Listing:
■ ■ ■ ■ ■ ■ ■
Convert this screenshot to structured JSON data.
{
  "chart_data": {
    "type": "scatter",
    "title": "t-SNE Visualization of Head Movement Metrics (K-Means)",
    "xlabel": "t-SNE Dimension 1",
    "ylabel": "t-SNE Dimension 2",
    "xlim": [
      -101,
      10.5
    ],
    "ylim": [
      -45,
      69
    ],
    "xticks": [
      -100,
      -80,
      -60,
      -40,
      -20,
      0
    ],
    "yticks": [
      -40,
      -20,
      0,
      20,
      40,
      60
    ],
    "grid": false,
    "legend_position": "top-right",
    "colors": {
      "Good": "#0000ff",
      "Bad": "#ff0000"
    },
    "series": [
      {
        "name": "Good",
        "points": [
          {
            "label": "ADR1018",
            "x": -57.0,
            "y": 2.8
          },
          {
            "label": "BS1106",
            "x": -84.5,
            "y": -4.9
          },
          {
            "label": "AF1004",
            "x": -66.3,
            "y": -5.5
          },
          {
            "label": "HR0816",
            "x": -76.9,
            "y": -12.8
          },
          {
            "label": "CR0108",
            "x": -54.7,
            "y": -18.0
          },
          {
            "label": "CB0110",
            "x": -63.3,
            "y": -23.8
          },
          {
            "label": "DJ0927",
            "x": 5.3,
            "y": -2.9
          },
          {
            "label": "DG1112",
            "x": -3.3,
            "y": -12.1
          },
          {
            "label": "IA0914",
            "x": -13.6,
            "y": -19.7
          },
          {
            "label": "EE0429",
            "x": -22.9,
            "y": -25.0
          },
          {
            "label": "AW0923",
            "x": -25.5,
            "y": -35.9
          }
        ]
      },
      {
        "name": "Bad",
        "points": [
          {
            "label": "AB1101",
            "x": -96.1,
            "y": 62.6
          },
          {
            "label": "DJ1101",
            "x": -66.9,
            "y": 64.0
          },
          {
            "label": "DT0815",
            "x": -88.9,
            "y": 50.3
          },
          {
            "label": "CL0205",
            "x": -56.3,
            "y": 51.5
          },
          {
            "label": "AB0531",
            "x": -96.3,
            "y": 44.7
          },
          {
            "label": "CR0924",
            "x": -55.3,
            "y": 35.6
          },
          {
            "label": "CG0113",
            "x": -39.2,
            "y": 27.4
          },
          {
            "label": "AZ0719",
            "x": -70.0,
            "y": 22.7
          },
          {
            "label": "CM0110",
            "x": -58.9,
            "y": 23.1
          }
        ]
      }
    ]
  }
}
■ ■ ■ ■ ■ ■ ■
Task prompt:
Each line of the listing above should be output exactly.

Written solution:
Convert this screenshot to structured JSON data.
{
  "chart_data": {
    "type": "scatter",
    "title": "t-SNE Visualization of Head Movement Metrics (K-Means)",
    "xlabel": "t-SNE Dimension 1",
    "ylabel": "t-SNE Dimension 2",
    "xlim": [
      -101,
      10.5
    ],
    "ylim": [
      -45,
      69
    ],
    "xticks": [
      -100,
      -80,
      -60,
      -40,
      -20,
      0
    ],
    "yticks": [
      -40,
      -20,
      0,
      20,
      40,
      60
    ],
    "grid": false,
    "legend_position": "top-right",
    "colors": {
      "Good": "#0000ff",
      "Bad": "#ff0000"
    },
    "series": [
      {
        "name": "Good",
        "points": [
          {
            "label": "ADR1018",
            "x": -57.0,
            "y": 2.8
          },
          {
            "label": "BS1106",
            "x": -84.5,
            "y": -4.9
          },
          {
            "label": "AF1004",
            "x": -66.3,
            "y": -5.5
          },
          {
            "label": "HR0816",
            "x": -76.9,
            "y": -12.8
          },
          {
            "label": "CR0108",
            "x": -54.7,
            "y": -18.0
          },
          {
            "label": "CB0110",
            "x": -63.3,
            "y": -23.8
          },
          {
            "label": "DJ0927",
            "x": 5.3,
            "y": -2.9
          },
          {
            "label": "DG1112",
            "x": -3.3,
            "y": -12.1
          },
          {
            "label": "IA0914",
            "x": -13.6,
            "y": -19.7
          },
          {
            "label": "EE0429",
            "x": -22.9,
            "y": -25.0
          },
          {
            "label": "AW0923",
            "x": -25.5,
            "y": -35.9
          }
        ]
      },
      {
        "name": "Bad",
        "points": [
          {
            "label": "AB1101",
            "x": -96.1,
            "y": 62.6
          },
          {
            "label": "DJ1101",
            "x": -66.9,
            "y": 64.0
          },
          {
            "label": "DT0815",
            "x": -88.9,
            "y": 50.3
          },
          {
            "label": "CL0205",
            "x": -56.3,
            "y": 51.5
          },
          {
            "label": "AB0531",
            "x": -96.3,
            "y": 44.7
          },
          {
            "label": "CR0924",
            "x": -55.3,
            "y": 35.6
          },
          {
            "label": "CG0113",
            "x": -39.2,
            "y": 27.4
          },
          {
            "label": "AZ0719",
            "x": -70.0,
            "y": 22.7
          },
          {
            "label": "CM0110",
            "x": -58.9,
            "y": 23.1
          }
        ]
      }
    ]
  }
}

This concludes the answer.